§ **Fragmento del documento**
======

Correr

 en Jorge Valencia Munguía

Jorge Valencia*

Desde que nuestros antepasados bajaron de los árboles y desarrollaron las piernas como forma de locomoción, correr se convirtió en una forma de la supervivencia. Huir de los depredadores definió la diferencia entre la vida y la muerte.
Se cuenta que el emperador Moctezuma comía pescado fresco en Tenochtitlán, acarreado por corredores frenéticos y devotos desde la costa. Al otro lado del mundo, la batalla de Maratón se decidió por un soldado que corrió 42 kilómetros con el único propósito de alertar a las tropas griegas del enfrentamiento contra los persas. Luego, murió.
Antes de la dominación de las bestias y la construcción de las máquinas, dependíamos exclusivamente de la fortaleza de nuestras piernas. Sólo a través de éstas, podíamos trascender los escenarios y cumplir los apuros.
Con el advenimiento de los aviones y de los coches y hasta de aparatos recientes inventados para caminar deprisa, correr parece una actividad “demodé”, exclusiva para los tarahumaras o los competidores olímpicos.

======

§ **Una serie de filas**

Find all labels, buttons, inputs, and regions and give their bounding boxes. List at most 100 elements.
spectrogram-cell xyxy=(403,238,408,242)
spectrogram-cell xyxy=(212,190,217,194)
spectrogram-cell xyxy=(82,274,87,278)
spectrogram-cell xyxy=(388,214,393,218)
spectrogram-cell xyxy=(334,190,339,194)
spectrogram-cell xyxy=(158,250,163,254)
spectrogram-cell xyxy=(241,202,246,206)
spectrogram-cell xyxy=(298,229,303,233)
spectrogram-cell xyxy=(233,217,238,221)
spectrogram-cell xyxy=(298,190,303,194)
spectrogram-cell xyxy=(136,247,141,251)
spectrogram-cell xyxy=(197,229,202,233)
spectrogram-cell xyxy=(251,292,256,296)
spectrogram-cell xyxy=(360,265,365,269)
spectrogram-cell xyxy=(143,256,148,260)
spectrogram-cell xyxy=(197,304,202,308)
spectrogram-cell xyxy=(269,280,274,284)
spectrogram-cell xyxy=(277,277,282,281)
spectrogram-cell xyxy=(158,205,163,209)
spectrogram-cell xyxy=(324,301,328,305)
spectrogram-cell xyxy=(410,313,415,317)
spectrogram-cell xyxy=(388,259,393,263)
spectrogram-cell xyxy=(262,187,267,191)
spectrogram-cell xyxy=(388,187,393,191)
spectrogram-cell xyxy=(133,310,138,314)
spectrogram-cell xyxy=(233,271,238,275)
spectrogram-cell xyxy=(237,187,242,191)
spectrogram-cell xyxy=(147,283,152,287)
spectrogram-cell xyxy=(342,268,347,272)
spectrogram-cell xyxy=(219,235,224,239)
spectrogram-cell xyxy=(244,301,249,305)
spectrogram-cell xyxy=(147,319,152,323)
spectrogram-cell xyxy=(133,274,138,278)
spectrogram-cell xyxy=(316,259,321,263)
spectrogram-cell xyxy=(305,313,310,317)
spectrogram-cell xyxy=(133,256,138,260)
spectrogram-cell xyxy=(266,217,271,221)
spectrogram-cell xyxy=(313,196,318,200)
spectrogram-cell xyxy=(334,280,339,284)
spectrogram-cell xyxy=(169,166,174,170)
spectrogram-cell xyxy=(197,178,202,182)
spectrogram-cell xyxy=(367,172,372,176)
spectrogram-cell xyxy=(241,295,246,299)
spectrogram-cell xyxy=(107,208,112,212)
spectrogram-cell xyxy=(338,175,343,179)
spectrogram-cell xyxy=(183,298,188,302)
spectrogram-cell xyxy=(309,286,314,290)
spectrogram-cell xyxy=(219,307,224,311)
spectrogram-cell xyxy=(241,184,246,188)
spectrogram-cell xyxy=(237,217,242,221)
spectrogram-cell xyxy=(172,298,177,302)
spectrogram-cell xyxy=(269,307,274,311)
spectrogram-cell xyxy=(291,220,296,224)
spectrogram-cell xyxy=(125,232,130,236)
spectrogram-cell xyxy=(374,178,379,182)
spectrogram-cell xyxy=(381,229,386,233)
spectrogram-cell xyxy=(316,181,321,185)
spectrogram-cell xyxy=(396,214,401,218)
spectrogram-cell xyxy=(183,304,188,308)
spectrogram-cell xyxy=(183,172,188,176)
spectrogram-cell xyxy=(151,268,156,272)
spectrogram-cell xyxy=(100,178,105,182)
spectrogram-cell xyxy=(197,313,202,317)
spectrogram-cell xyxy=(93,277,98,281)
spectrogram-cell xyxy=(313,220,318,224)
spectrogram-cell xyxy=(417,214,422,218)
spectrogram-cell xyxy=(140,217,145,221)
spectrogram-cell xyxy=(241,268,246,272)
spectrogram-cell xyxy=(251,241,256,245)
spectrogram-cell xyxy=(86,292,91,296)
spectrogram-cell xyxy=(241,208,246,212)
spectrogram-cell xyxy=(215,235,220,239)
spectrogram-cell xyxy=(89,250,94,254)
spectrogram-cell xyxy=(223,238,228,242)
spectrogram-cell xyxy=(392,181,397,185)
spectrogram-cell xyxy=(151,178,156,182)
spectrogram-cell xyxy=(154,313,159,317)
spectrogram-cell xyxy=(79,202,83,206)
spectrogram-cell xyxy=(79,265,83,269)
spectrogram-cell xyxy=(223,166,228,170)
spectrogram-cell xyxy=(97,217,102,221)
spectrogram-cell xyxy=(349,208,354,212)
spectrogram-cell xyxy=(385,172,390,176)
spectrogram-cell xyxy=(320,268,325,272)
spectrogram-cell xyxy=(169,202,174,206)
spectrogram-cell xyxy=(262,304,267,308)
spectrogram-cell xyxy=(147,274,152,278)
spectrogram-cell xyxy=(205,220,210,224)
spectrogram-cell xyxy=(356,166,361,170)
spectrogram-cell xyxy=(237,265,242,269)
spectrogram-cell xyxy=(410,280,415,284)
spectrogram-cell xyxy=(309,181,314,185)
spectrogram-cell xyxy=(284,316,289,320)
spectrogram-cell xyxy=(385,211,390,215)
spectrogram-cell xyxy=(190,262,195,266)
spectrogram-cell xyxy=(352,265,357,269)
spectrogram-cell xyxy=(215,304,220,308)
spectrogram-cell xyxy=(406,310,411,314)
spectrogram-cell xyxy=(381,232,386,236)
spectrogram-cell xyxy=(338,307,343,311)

======

§ **Por hacer**
(A) Responde estas preguntas sobre el texto acerca de correr:
(i) ¿Qué comía Moctezuma en Tenochtitlán?
(ii) ¿Cuántos kilómetros corrió el soldado de la batalla de Maratón?
(iii) ¿Para quiénes parece exclusiva la actividad de correr hoy en día?
(B) Por favor, actualiza el fragmento del texto sobre correr que empieza en "Jorge Valencia*" y termina en "y la muerte.". Escríbelo de nuevo con "enemigos" en lugar de "depredadores".

§ **Problemas resueltos**
(A)
(i) Pescado fresco.
(ii) 42 kilómetros.
(iii) Para los tarahumaras o los competidores olímpicos.

(B)
Jorge Valencia*

Desde que nuestros antepasados bajaron de los árboles y desarrollaron las piernas como forma de locomoción, correr se convirtió en una forma de la supervivencia. Huir de los enemigos definió la diferencia entre la vida y la muerte.